### GOAL OF THE EXERCISE:
Search the entries for the word "SDTVAR" and pull out each line that has it.
## start SUPPLIED RECORDS
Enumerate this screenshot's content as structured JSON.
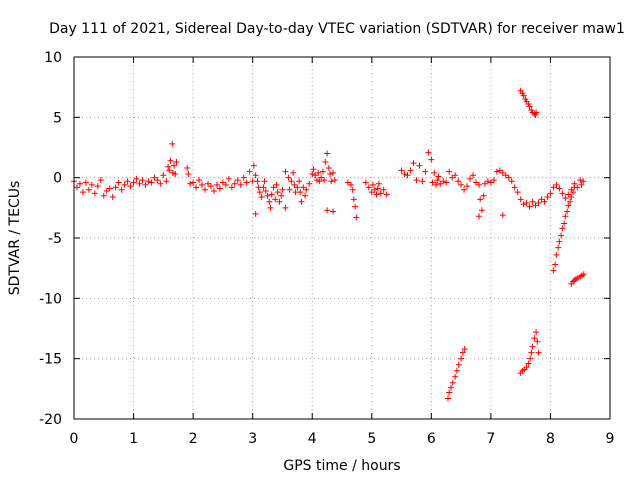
{
  "chart_data": {
    "type": "scatter",
    "title": "Day 111 of 2021, Sidereal Day-to-day VTEC variation (SDTVAR) for receiver maw1",
    "xlabel": "GPS time / hours",
    "ylabel": "SDTVAR / TECUs",
    "xlim": [
      0,
      9
    ],
    "ylim": [
      -20,
      10
    ],
    "xticks": [
      "0",
      "1",
      "2",
      "3",
      "4",
      "5",
      "6",
      "7",
      "8",
      "9"
    ],
    "yticks": [
      "10",
      "5",
      "0",
      "-5",
      "-10",
      "-15",
      "-20"
    ],
    "grid": true,
    "marker": "+",
    "color": "#ff0000",
    "series": [
      {
        "name": "SDTVAR",
        "points": [
          [
            0.0,
            -0.3
          ],
          [
            0.05,
            -0.8
          ],
          [
            0.1,
            -0.5
          ],
          [
            0.15,
            -1.2
          ],
          [
            0.2,
            -0.4
          ],
          [
            0.25,
            -1.0
          ],
          [
            0.3,
            -0.6
          ],
          [
            0.35,
            -1.3
          ],
          [
            0.4,
            -0.7
          ],
          [
            0.45,
            -0.2
          ],
          [
            0.5,
            -1.5
          ],
          [
            0.55,
            -1.1
          ],
          [
            0.6,
            -0.9
          ],
          [
            0.65,
            -1.6
          ],
          [
            0.7,
            -0.8
          ],
          [
            0.75,
            -0.4
          ],
          [
            0.8,
            -1.0
          ],
          [
            0.85,
            -0.6
          ],
          [
            0.9,
            -0.3
          ],
          [
            0.95,
            -0.7
          ],
          [
            1.0,
            -0.4
          ],
          [
            1.05,
            -0.1
          ],
          [
            1.1,
            -0.5
          ],
          [
            1.15,
            -0.2
          ],
          [
            1.2,
            -0.6
          ],
          [
            1.25,
            -0.3
          ],
          [
            1.3,
            -0.4
          ],
          [
            1.35,
            0.0
          ],
          [
            1.4,
            -0.2
          ],
          [
            1.45,
            -0.5
          ],
          [
            1.5,
            0.2
          ],
          [
            1.55,
            -0.3
          ],
          [
            1.58,
            0.9
          ],
          [
            1.6,
            0.6
          ],
          [
            1.62,
            1.4
          ],
          [
            1.65,
            2.8
          ],
          [
            1.66,
            0.4
          ],
          [
            1.68,
            1.0
          ],
          [
            1.7,
            0.3
          ],
          [
            1.72,
            1.3
          ],
          [
            1.9,
            0.8
          ],
          [
            1.92,
            0.3
          ],
          [
            1.95,
            -0.5
          ],
          [
            2.0,
            -0.4
          ],
          [
            2.05,
            -0.8
          ],
          [
            2.1,
            -0.2
          ],
          [
            2.15,
            -0.6
          ],
          [
            2.2,
            -1.0
          ],
          [
            2.25,
            -0.5
          ],
          [
            2.3,
            -0.7
          ],
          [
            2.35,
            -1.1
          ],
          [
            2.4,
            -0.6
          ],
          [
            2.45,
            -0.9
          ],
          [
            2.5,
            -0.4
          ],
          [
            2.55,
            -0.6
          ],
          [
            2.6,
            -0.1
          ],
          [
            2.65,
            -0.8
          ],
          [
            2.7,
            -0.5
          ],
          [
            2.75,
            -0.2
          ],
          [
            2.8,
            -0.6
          ],
          [
            2.85,
            0.0
          ],
          [
            2.9,
            -0.4
          ],
          [
            2.95,
            0.5
          ],
          [
            3.0,
            -0.3
          ],
          [
            3.02,
            1.0
          ],
          [
            3.05,
            0.2
          ],
          [
            3.08,
            -0.3
          ],
          [
            3.1,
            -0.8
          ],
          [
            3.12,
            -1.2
          ],
          [
            3.15,
            -1.6
          ],
          [
            3.18,
            -0.8
          ],
          [
            3.2,
            -0.3
          ],
          [
            3.22,
            -1.1
          ],
          [
            3.25,
            -1.5
          ],
          [
            3.28,
            -2.0
          ],
          [
            3.3,
            -2.5
          ],
          [
            3.32,
            -1.4
          ],
          [
            3.35,
            -0.8
          ],
          [
            3.38,
            -1.8
          ],
          [
            3.4,
            -0.6
          ],
          [
            3.42,
            -1.2
          ],
          [
            3.45,
            -2.0
          ],
          [
            3.48,
            -1.5
          ],
          [
            3.5,
            -1.0
          ],
          [
            3.55,
            0.5
          ],
          [
            3.6,
            0.0
          ],
          [
            3.62,
            -1.0
          ],
          [
            3.65,
            -0.3
          ],
          [
            3.68,
            0.4
          ],
          [
            3.7,
            -0.6
          ],
          [
            3.72,
            -1.2
          ],
          [
            3.75,
            -0.8
          ],
          [
            3.78,
            -0.3
          ],
          [
            3.8,
            -1.2
          ],
          [
            3.82,
            -2.0
          ],
          [
            3.85,
            -0.8
          ],
          [
            3.88,
            -1.5
          ],
          [
            3.9,
            -1.0
          ],
          [
            3.95,
            -0.5
          ],
          [
            4.0,
            0.3
          ],
          [
            4.02,
            0.7
          ],
          [
            4.05,
            0.2
          ],
          [
            4.08,
            -0.2
          ],
          [
            4.1,
            0.4
          ],
          [
            4.12,
            -0.3
          ],
          [
            4.15,
            0.0
          ],
          [
            4.18,
            0.5
          ],
          [
            4.2,
            -0.2
          ],
          [
            4.22,
            1.3
          ],
          [
            4.25,
            2.0
          ],
          [
            4.28,
            0.8
          ],
          [
            4.3,
            0.3
          ],
          [
            4.32,
            -0.3
          ],
          [
            4.35,
            0.4
          ],
          [
            4.38,
            -0.2
          ],
          [
            3.05,
            -3.0
          ],
          [
            3.55,
            -2.5
          ],
          [
            4.25,
            -2.7
          ],
          [
            4.35,
            -2.8
          ],
          [
            4.6,
            -0.4
          ],
          [
            4.65,
            -0.6
          ],
          [
            4.68,
            -1.0
          ],
          [
            4.7,
            -1.8
          ],
          [
            4.72,
            -2.4
          ],
          [
            4.74,
            -3.3
          ],
          [
            4.9,
            -0.4
          ],
          [
            4.95,
            -0.8
          ],
          [
            5.0,
            -1.2
          ],
          [
            5.02,
            -0.6
          ],
          [
            5.05,
            -1.0
          ],
          [
            5.08,
            -1.4
          ],
          [
            5.1,
            -0.9
          ],
          [
            5.12,
            -0.5
          ],
          [
            5.15,
            -1.3
          ],
          [
            5.2,
            -1.0
          ],
          [
            5.25,
            -1.4
          ],
          [
            5.5,
            0.6
          ],
          [
            5.55,
            0.3
          ],
          [
            5.6,
            0.2
          ],
          [
            5.65,
            0.6
          ],
          [
            5.7,
            1.2
          ],
          [
            5.75,
            -0.2
          ],
          [
            5.8,
            1.0
          ],
          [
            5.85,
            -0.3
          ],
          [
            5.9,
            0.5
          ],
          [
            5.95,
            2.1
          ],
          [
            6.0,
            1.5
          ],
          [
            6.02,
            -0.4
          ],
          [
            6.05,
            0.4
          ],
          [
            6.08,
            -0.6
          ],
          [
            6.1,
            -0.2
          ],
          [
            6.12,
            0.1
          ],
          [
            6.15,
            -0.5
          ],
          [
            6.2,
            -0.3
          ],
          [
            6.25,
            -0.4
          ],
          [
            6.3,
            0.5
          ],
          [
            6.35,
            0.0
          ],
          [
            6.4,
            0.2
          ],
          [
            6.45,
            -0.3
          ],
          [
            6.5,
            -0.6
          ],
          [
            6.55,
            -1.0
          ],
          [
            6.6,
            -0.7
          ],
          [
            6.65,
            -0.1
          ],
          [
            6.7,
            0.2
          ],
          [
            6.75,
            -0.4
          ],
          [
            6.8,
            -0.6
          ],
          [
            6.82,
            -1.8
          ],
          [
            6.85,
            -2.7
          ],
          [
            6.88,
            -1.5
          ],
          [
            6.9,
            -0.5
          ],
          [
            6.95,
            -0.3
          ],
          [
            7.0,
            -0.4
          ],
          [
            7.05,
            -0.2
          ],
          [
            7.1,
            0.5
          ],
          [
            7.15,
            0.6
          ],
          [
            7.2,
            0.4
          ],
          [
            7.25,
            0.2
          ],
          [
            7.3,
            0.0
          ],
          [
            7.35,
            -0.3
          ],
          [
            7.4,
            -0.8
          ],
          [
            7.45,
            -1.2
          ],
          [
            7.5,
            -1.8
          ],
          [
            7.55,
            -2.2
          ],
          [
            7.6,
            -2.1
          ],
          [
            7.65,
            -2.4
          ],
          [
            7.7,
            -2.0
          ],
          [
            7.75,
            -2.3
          ],
          [
            7.8,
            -2.1
          ],
          [
            7.85,
            -1.8
          ],
          [
            7.9,
            -2.0
          ],
          [
            7.95,
            -1.6
          ],
          [
            8.0,
            -1.3
          ],
          [
            8.05,
            -0.8
          ],
          [
            8.1,
            -0.6
          ],
          [
            8.15,
            -0.9
          ],
          [
            8.2,
            -1.3
          ],
          [
            8.25,
            -1.7
          ],
          [
            8.3,
            -1.4
          ],
          [
            8.35,
            -1.0
          ],
          [
            8.4,
            -0.5
          ],
          [
            8.45,
            -0.8
          ],
          [
            8.5,
            -0.2
          ],
          [
            8.52,
            -0.6
          ],
          [
            8.55,
            -0.3
          ],
          [
            7.2,
            -3.1
          ],
          [
            6.8,
            -3.2
          ],
          [
            7.5,
            7.2
          ],
          [
            7.53,
            7.0
          ],
          [
            7.55,
            6.8
          ],
          [
            7.58,
            6.5
          ],
          [
            7.6,
            6.3
          ],
          [
            7.63,
            6.1
          ],
          [
            7.65,
            5.9
          ],
          [
            7.68,
            5.6
          ],
          [
            7.7,
            5.4
          ],
          [
            7.73,
            5.3
          ],
          [
            7.75,
            5.2
          ],
          [
            7.76,
            5.4
          ],
          [
            8.05,
            -7.7
          ],
          [
            8.08,
            -7.2
          ],
          [
            8.1,
            -6.4
          ],
          [
            8.13,
            -5.8
          ],
          [
            8.15,
            -5.3
          ],
          [
            8.18,
            -4.8
          ],
          [
            8.2,
            -4.2
          ],
          [
            8.23,
            -3.8
          ],
          [
            8.25,
            -3.2
          ],
          [
            8.28,
            -2.8
          ],
          [
            8.3,
            -2.3
          ],
          [
            8.33,
            -2.0
          ],
          [
            8.35,
            -1.6
          ],
          [
            8.38,
            -1.2
          ],
          [
            8.4,
            -0.8
          ],
          [
            8.35,
            -8.8
          ],
          [
            8.38,
            -8.6
          ],
          [
            8.4,
            -8.5
          ],
          [
            8.43,
            -8.4
          ],
          [
            8.46,
            -8.3
          ],
          [
            8.5,
            -8.2
          ],
          [
            8.53,
            -8.1
          ],
          [
            8.56,
            -8.0
          ],
          [
            6.28,
            -18.3
          ],
          [
            6.3,
            -17.8
          ],
          [
            6.33,
            -17.4
          ],
          [
            6.36,
            -17.0
          ],
          [
            6.4,
            -16.5
          ],
          [
            6.43,
            -16.0
          ],
          [
            6.46,
            -15.5
          ],
          [
            6.5,
            -15.0
          ],
          [
            6.53,
            -14.5
          ],
          [
            6.56,
            -14.2
          ],
          [
            7.5,
            -16.2
          ],
          [
            7.53,
            -16.0
          ],
          [
            7.56,
            -15.9
          ],
          [
            7.6,
            -15.7
          ],
          [
            7.63,
            -15.4
          ],
          [
            7.66,
            -15.0
          ],
          [
            7.68,
            -14.5
          ],
          [
            7.7,
            -14.0
          ],
          [
            7.73,
            -13.3
          ],
          [
            7.76,
            -12.8
          ],
          [
            7.78,
            -13.6
          ],
          [
            7.8,
            -14.5
          ]
        ]
      }
    ]
  }
}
## end SUPPLIED RECORDS
### ANSWER TO THIS TASK:
    "title": "Day 111 of 2021, Sidereal Day-to-day VTEC variation (SDTVAR) for receiver maw1",
    "ylabel": "SDTVAR / TECUs",
        "name": "SDTVAR",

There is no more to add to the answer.